## PROBLEM DESCRIPTION
Take each line containing "tronc" and report it exactly as written.

## DATA PROVIDED

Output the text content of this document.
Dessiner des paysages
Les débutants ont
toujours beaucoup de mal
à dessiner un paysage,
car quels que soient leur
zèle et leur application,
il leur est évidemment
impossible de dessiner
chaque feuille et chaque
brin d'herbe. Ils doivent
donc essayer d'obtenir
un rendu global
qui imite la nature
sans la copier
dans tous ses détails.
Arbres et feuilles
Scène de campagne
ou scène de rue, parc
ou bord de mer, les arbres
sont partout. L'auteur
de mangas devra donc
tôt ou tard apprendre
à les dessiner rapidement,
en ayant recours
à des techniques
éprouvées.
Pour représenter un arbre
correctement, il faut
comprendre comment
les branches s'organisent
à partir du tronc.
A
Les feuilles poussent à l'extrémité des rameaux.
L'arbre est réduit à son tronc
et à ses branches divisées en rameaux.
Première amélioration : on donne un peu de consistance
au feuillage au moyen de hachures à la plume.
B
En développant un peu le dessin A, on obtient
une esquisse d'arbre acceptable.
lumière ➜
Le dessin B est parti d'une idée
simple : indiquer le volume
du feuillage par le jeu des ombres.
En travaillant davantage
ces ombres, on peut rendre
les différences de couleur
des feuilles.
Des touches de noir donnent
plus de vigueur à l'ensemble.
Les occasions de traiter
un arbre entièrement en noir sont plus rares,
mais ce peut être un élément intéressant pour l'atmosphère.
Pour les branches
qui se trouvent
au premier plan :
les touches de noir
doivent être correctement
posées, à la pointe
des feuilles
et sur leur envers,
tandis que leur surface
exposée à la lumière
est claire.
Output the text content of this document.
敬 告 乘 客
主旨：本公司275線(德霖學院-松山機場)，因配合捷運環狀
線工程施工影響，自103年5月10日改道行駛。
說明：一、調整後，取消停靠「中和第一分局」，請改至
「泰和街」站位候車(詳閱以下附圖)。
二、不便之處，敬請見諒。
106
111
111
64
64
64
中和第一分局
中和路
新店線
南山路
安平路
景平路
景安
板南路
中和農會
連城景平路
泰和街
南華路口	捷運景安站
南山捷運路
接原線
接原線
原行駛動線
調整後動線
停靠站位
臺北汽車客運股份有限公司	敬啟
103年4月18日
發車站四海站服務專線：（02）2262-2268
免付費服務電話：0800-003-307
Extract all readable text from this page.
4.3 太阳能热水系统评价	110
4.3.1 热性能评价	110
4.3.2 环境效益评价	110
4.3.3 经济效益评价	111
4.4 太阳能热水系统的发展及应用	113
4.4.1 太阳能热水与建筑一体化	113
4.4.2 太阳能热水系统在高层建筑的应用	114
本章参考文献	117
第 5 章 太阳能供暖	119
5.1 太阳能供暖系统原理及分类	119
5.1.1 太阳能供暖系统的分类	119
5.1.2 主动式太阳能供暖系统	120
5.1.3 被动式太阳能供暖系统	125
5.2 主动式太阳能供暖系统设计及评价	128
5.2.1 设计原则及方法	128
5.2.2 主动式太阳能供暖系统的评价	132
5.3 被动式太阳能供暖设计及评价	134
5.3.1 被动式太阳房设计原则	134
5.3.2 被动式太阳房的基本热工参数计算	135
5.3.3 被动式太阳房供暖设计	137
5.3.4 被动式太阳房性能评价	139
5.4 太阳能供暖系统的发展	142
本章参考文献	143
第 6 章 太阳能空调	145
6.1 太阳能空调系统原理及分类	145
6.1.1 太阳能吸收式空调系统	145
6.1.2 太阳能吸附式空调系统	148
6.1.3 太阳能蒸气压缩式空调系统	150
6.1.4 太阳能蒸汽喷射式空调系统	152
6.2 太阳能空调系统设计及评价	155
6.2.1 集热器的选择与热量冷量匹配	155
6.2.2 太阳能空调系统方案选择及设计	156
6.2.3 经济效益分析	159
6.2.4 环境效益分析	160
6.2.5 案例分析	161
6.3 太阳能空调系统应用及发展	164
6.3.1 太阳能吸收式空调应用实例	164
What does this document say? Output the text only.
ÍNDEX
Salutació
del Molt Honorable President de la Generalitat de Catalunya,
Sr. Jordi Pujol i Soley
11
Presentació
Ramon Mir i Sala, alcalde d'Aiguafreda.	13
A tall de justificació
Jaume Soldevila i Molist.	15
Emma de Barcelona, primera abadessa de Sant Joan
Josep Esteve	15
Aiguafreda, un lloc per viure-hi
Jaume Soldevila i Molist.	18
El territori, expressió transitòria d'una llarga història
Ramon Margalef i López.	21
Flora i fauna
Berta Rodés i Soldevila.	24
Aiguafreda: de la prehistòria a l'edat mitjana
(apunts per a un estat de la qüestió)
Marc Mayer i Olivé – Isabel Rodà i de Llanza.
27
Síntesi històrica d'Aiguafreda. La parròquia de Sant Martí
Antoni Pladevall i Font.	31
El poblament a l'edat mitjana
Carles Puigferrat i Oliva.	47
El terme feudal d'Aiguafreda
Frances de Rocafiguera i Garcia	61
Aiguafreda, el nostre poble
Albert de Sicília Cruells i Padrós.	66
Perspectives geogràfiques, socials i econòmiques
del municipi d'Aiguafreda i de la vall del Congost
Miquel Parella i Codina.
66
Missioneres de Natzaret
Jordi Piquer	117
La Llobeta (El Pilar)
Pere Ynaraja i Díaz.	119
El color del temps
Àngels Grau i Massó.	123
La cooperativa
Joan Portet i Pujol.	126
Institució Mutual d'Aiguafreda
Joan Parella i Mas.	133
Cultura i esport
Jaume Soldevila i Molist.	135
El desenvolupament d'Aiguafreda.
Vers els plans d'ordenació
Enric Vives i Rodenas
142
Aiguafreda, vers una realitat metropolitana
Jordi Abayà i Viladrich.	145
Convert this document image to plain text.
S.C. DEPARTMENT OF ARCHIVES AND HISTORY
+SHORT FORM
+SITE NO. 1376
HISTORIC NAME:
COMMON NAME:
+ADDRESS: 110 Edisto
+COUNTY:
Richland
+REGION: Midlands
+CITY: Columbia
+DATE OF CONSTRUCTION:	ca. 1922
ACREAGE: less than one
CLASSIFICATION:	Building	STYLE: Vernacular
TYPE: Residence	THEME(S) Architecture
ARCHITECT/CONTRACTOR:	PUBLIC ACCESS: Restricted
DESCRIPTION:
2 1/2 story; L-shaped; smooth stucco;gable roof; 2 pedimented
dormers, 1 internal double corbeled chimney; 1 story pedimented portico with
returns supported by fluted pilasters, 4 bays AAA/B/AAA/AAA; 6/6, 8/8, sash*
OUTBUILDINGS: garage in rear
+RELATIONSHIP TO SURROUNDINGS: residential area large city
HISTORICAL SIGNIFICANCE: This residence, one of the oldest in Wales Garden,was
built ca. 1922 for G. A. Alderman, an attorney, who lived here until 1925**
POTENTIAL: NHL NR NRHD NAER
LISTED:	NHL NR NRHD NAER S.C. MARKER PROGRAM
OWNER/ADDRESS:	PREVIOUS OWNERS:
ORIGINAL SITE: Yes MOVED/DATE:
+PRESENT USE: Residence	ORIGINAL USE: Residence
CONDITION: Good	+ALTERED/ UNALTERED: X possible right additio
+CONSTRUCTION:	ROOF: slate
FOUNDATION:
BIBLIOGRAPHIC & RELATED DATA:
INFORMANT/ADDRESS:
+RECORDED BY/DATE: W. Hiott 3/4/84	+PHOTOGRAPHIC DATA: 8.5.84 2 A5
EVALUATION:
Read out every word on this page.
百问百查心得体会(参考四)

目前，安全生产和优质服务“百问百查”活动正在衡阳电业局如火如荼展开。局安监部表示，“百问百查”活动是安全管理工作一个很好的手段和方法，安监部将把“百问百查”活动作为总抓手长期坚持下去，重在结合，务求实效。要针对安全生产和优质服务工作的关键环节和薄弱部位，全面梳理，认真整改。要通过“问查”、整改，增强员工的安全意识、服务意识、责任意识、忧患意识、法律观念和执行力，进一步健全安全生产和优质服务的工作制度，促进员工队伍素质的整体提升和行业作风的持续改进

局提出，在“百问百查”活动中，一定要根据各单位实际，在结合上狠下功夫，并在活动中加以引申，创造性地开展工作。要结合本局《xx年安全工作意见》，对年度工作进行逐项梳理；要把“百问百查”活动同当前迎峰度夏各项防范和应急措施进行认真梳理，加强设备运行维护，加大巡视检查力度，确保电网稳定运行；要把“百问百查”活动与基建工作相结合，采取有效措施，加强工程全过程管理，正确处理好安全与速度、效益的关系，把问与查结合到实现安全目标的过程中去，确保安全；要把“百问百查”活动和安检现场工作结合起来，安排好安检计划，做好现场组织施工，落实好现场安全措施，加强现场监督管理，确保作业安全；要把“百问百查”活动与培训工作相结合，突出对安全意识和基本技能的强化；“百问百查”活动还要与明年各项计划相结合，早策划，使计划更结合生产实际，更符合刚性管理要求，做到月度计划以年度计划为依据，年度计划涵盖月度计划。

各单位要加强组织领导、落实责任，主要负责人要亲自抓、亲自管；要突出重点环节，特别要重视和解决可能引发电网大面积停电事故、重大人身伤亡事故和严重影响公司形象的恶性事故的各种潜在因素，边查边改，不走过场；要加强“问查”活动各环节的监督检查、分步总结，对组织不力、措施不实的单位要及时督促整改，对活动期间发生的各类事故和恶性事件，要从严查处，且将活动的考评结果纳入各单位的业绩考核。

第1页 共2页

## EXERCISE ANSWER
à partir du tronc.
L'arbre est réduit à son tronc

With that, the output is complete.